— START Data provided —
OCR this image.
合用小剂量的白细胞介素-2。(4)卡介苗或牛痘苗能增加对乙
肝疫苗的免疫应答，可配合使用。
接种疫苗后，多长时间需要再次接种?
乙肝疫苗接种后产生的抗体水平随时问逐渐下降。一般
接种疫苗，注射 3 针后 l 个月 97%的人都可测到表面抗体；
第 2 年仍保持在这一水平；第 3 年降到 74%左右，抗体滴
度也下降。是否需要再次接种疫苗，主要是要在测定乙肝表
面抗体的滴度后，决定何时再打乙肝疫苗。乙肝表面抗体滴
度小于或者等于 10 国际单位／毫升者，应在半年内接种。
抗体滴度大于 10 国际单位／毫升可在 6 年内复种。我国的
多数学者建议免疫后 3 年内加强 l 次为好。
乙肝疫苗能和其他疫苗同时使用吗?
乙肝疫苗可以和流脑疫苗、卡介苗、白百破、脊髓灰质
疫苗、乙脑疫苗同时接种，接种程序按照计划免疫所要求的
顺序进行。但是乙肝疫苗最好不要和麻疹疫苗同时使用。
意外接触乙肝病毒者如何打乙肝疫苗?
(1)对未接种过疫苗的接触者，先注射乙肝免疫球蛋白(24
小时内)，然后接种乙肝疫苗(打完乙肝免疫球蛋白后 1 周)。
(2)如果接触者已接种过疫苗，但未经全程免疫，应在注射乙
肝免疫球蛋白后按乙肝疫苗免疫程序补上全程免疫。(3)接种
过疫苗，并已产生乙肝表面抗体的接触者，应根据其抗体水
— END Data provided —
» **Exercise directions**
Count every line in the listing above that holds "国际单位", then report only the count.

» **Expected answer**
2